— start Listing —
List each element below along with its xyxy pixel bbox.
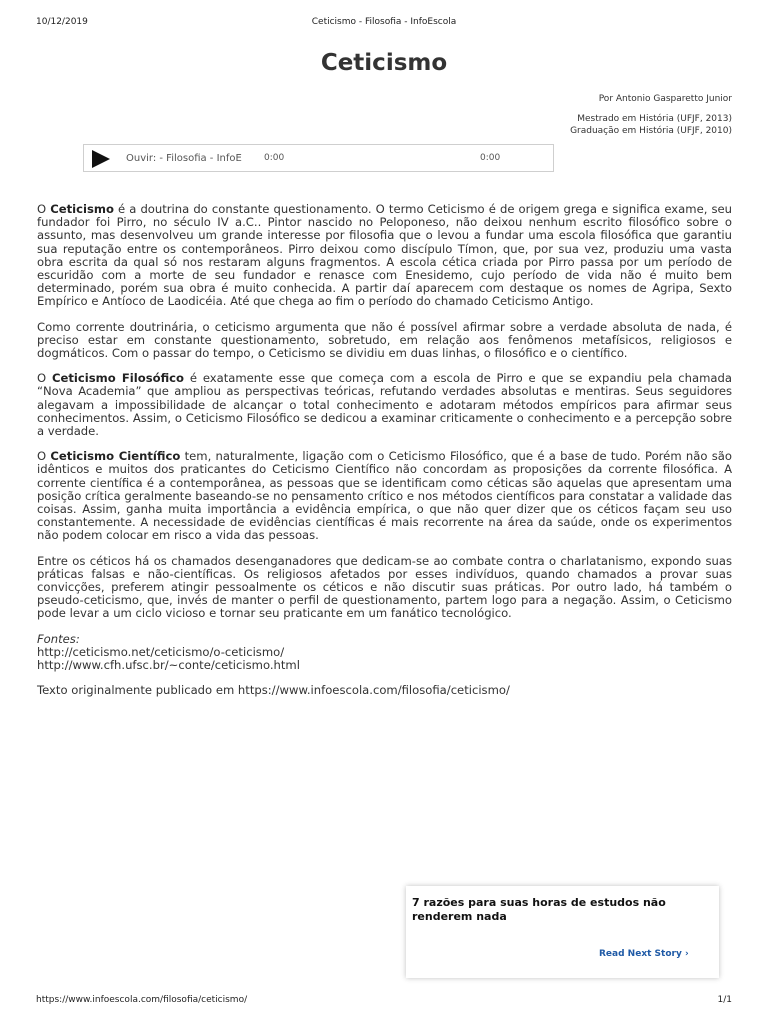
chevron-right-icon: › <box>684 949 689 959</box>
sources-label: Fontes: <box>37 631 80 646</box>
paragraph-doctrine: Como corrente doutrinária, o ceticismo argumenta que não é possível afirmar sobre a verdade absoluta de nada, é preciso estar em constante questionamento, sobretudo, em relação aos fenômenos metafísicos, religiosos e dogmáticos. Com o passar do tempo, o Ceticismo se dividiu em duas linhas, o filosófico e o científico. <box>37 319 732 361</box>
print-page-title: Ceticismo - Filosofia - InfoEscola <box>311 17 457 27</box>
article-title: Ceticismo <box>320 50 448 76</box>
audio-duration: 0:00 <box>480 153 501 163</box>
page-number: 1/1 <box>717 995 732 1005</box>
next-story-title[interactable]: 7 razões para suas horas de estudos não renderem nada <box>412 896 666 923</box>
play-icon[interactable] <box>92 150 110 168</box>
sources <box>37 633 732 698</box>
read-next-story-link[interactable]: Read Next Story › <box>599 949 689 959</box>
term-ceticismo-cientifico: Ceticismo Científico <box>50 449 181 464</box>
term-ceticismo: Ceticismo <box>50 202 114 216</box>
source-link[interactable]: http://www.cfh.ufsc.br/~conte/ceticismo.html <box>37 658 300 673</box>
source-link[interactable]: http://ceticismo.net/ceticismo/o-ceticismo/ <box>37 644 285 659</box>
paragraph-intro: O Ceticismo é a doutrina do constante questionamento. O termo Ceticismo é de origem grega e significa exame, seu fundador foi Pirro, no século IV a.C.. Pintor nascido no Peloponeso, não deixou nenhum escrito filosófico sobre o assunto, mas desenvolveu um grande interesse por filosofia que o levou a fundar uma escola filosófica que garantiu sua reputação entre os contemporâneos. Pirro deixou como discípulo Tímon, que, por sua vez, produziu uma vasta obra escrita da qual só nos restaram alguns fragmentos. A escola cética criada por Pirro passa por um período de escuridão com a morte de seu fundador e renasce com Enesidemo, cujo período de vida não é muito bem determinado, porém sua obra é muito conhecida. A partir daí aparecem com destaque os nomes de Agripa, Sexto Empírico e Antíoco de Laodicéia. Até que chega ao fim o período do chamado Ceticismo Antigo. <box>37 202 732 309</box>
audio-current-time: 0:00 <box>264 153 285 163</box>
audio-player <box>83 144 554 172</box>
print-url: https://www.infoescola.com/filosofia/ceticismo/ <box>36 995 248 1005</box>
article-body <box>37 203 732 698</box>
paragraph-debunkers: Entre os céticos há os chamados desenganadores que dedicam-se ao combate contra o charlatanismo, expondo suas práticas falsas e não-científicas. Os religiosos afetados por esses indivíduos, quando chamados a provar suas convicções, preferem atingir pessoalmente os céticos e não discutir suas práticas. Por outro lado, há também o pseudo-ceticismo, que, invés de manter o perfil de questionamento, partem logo para a negação. Assim, o Ceticismo pode levar a um ciclo vicioso e tornar seu praticante em um fanático tecnológico. <box>37 553 732 621</box>
author-degree-masters: Mestrado em História (UFJF, 2013) <box>577 114 732 124</box>
paragraph-scientific: O Ceticismo Científico tem, naturalmente, ligação com o Ceticismo Filosófico, que é a base de tudo. Porém não são idênticos e muitos dos praticantes do Ceticismo Científico não concordam as proposições da corrente filosófica. A corrente científica é a contemporânea, as pessoas que se identificam como céticas são aquelas que apresentam uma posição crítica geralmente baseando-se no pensamento crítico e nos métodos científicos para constatar a validade das coisas. Assim, ganha muita importância a evidência empírica, o que não quer dizer que os céticos façam seu uso constantemente. A necessidade de evidências científicas é mais recorrente na área da saúde, onde os experimentos não podem colocar em risco a vida das pessoas. <box>37 449 732 543</box>
next-story-card[interactable] <box>406 886 719 978</box>
original-publication-note: Texto originalmente publicado em https://www.infoescola.com/filosofia/ceticismo/ <box>37 683 510 698</box>
term-ceticismo-filosofico: Ceticismo Filosófico <box>51 371 184 386</box>
paragraph-philosophical: O Ceticismo Filosófico é exatamente esse que começa com a escola de Pirro e que se expandiu pela chamada “Nova Academia” que ampliou as perspectivas teóricas, refutando verdades absolutas e mentiras. Seus seguidores alegavam a impossibilidade de alcançar o total conhecimento e adotaram métodos empíricos para afirmar seus conhecimentos. Assim, o Ceticismo Filosófico se dedicou a examinar criticamente o conhecimento e a percepção sobre a verdade. <box>37 371 732 439</box>
audio-label: Ouvir: - Filosofia - InfoE <box>126 153 242 164</box>
author-degree-graduation: Graduação em História (UFJF, 2010) <box>570 126 732 136</box>
print-date: 10/12/2019 <box>36 17 88 27</box>
author-byline[interactable]: Por Antonio Gasparetto Junior <box>598 94 732 104</box>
— end Listing —
### [Task goal]
Copy the lines verbatim, starting at the one containing "chevron-right-icon: › <box>684" and ending at the one containing "644 285 659</box>", with both of those lines included.

### [Reply to the task]
chevron-right-icon: › <box>684 949 689 959</box>
sources-label: Fontes: <box>37 631 80 646</box>
paragraph-doctrine: Como corrente doutrinária, o ceticismo argumenta que não é possível afirmar sobre a verdade absoluta de nada, é preciso estar em constante questionamento, sobretudo, em relação aos fenômenos metafísicos, religiosos e dogmáticos. Com o passar do tempo, o Ceticismo se dividiu em duas linhas, o filosófico e o científico. <box>37 319 732 361</box>
print-page-title: Ceticismo - Filosofia - InfoEscola <box>311 17 457 27</box>
article-title: Ceticismo <box>320 50 448 76</box>
audio-duration: 0:00 <box>480 153 501 163</box>
page-number: 1/1 <box>717 995 732 1005</box>
next-story-title[interactable]: 7 razões para suas horas de estudos não renderem nada <box>412 896 666 923</box>
play-icon[interactable] <box>92 150 110 168</box>
sources <box>37 633 732 698</box>
read-next-story-link[interactable]: Read Next Story › <box>599 949 689 959</box>
term-ceticismo-cientifico: Ceticismo Científico <box>50 449 181 464</box>
term-ceticismo: Ceticismo <box>50 202 114 216</box>
source-link[interactable]: http://www.cfh.ufsc.br/~conte/ceticismo.html <box>37 658 300 673</box>
source-link[interactable]: http://ceticismo.net/ceticismo/o-ceticismo/ <box>37 644 285 659</box>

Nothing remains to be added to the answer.